### [Excerpted records]
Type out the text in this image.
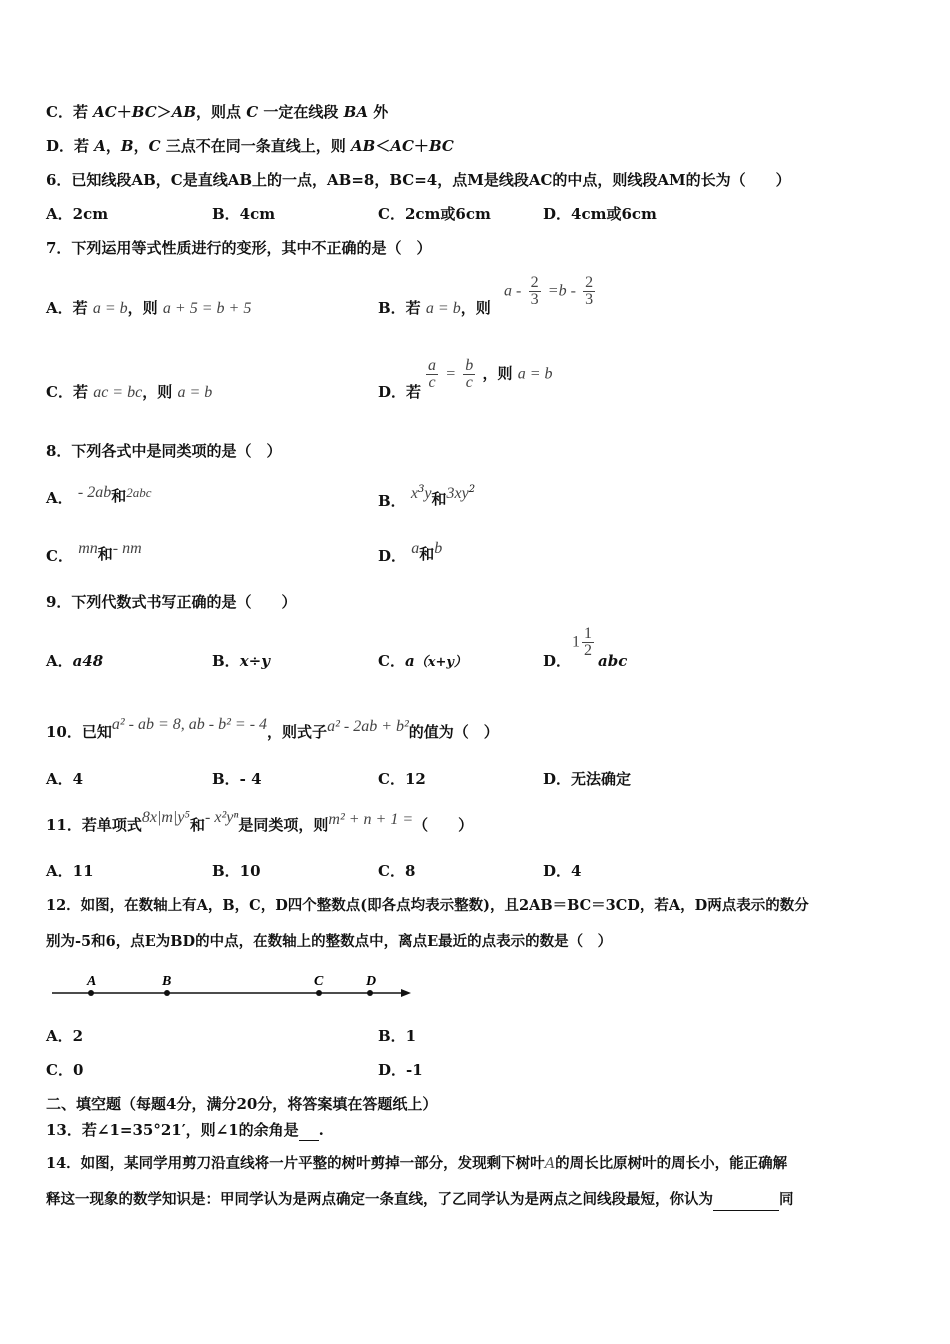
C．若 AC＋BC＞AB，则点 C 一定在线段 BA 外
D．若 A，B，C 三点不在同一条直线上，则 AB＜AC＋BC
6．已知线段AB，C是直线AB上的一点，AB=8，BC=4，点M是线段AC的中点，则线段AM的长为（　　）
A．2cm	B．4cm	C．2cm或6cm	D．4cm或6cm
7．下列运用等式性质进行的变形，其中不正确的是（　）
A．若 a = b，则 a + 5 = b + 5	B．若 a = b，则
$a - \frac{2}{3} =b - \frac{2}{3}$
C．若 ac = bc，则 a = b	D．若
$\frac{a}{c} = \frac{b}{c}$ ，则 a = b
8．下列各式中是同类项的是（　）
A． - 2ab和2abc	B． $x^3y$和$3xy^2$
C． mn和- nm	D． a和b
9．下列代数式书写正确的是（　　）
A．a48	B．x÷y	C．a（x+y）	D．
$1 \frac{1}{2}$
abc
10．已知a² - ab = 8, ab - b² = - 4，则式子a² - 2ab + b²的值为（　）
A．4	B．- 4	C．12	D．无法确定
11．若单项式8x|m|y⁵和- x²yⁿ是同类项，则m² + n + 1 =（　　）
A．11	B．10	C．8	D．4
12．如图，在数轴上有A，B，C，D四个整数点(即各点均表示整数)，且2AB＝BC＝3CD，若A，D两点表示的数分
别为-5和6，点E为BD的中点，在数轴上的整数点中，离点E最近的点表示的数是（　）
A	B	C	D
A．2	B．1
C．0	D．-1
二、填空题（每题4分，满分20分，将答案填在答题纸上）
13．若∠1=35°21′，则∠1的余角是 .
14．如图，某同学用剪刀沿直线将一片平整的树叶剪掉一部分，发现剩下树叶A的周长比原树叶的周长小，能正确解
释这一现象的数学知识是：甲同学认为是两点确定一条直线，了乙同学认为是两点之间线段最短，你认为	同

### [Your goal]
Repeat each entry exactly as given; no pictures belong in the copy.

### [Full answer]
Type out the text in this image.
C．若 AC＋BC＞AB，则点 C 一定在线段 BA 外
D．若 A，B，C 三点不在同一条直线上，则 AB＜AC＋BC
6．已知线段AB，C是直线AB上的一点，AB=8，BC=4，点M是线段AC的中点，则线段AM的长为（　　）
A．2cm	B．4cm	C．2cm或6cm	D．4cm或6cm
7．下列运用等式性质进行的变形，其中不正确的是（　）
A．若 a = b，则 a + 5 = b + 5	B．若 a = b，则
$a - \frac{2}{3} =b - \frac{2}{3}$
C．若 ac = bc，则 a = b	D．若
$\frac{a}{c} = \frac{b}{c}$ ，则 a = b
8．下列各式中是同类项的是（　）
A． - 2ab和2abc	B． $x^3y$和$3xy^2$
C． mn和- nm	D． a和b
9．下列代数式书写正确的是（　　）
A．a48	B．x÷y	C．a（x+y）	D．
$1 \frac{1}{2}$
abc
10．已知a² - ab = 8, ab - b² = - 4，则式子a² - 2ab + b²的值为（　）
A．4	B．- 4	C．12	D．无法确定
11．若单项式8x|m|y⁵和- x²yⁿ是同类项，则m² + n + 1 =（　　）
A．11	B．10	C．8	D．4
12．如图，在数轴上有A，B，C，D四个整数点(即各点均表示整数)，且2AB＝BC＝3CD，若A，D两点表示的数分
别为-5和6，点E为BD的中点，在数轴上的整数点中，离点E最近的点表示的数是（　）
A	B	C	D
A．2	B．1
C．0	D．-1
二、填空题（每题4分，满分20分，将答案填在答题纸上）
13．若∠1=35°21′，则∠1的余角是 .
14．如图，某同学用剪刀沿直线将一片平整的树叶剪掉一部分，发现剩下树叶A的周长比原树叶的周长小，能正确解
释这一现象的数学知识是：甲同学认为是两点确定一条直线，了乙同学认为是两点之间线段最短，你认为	同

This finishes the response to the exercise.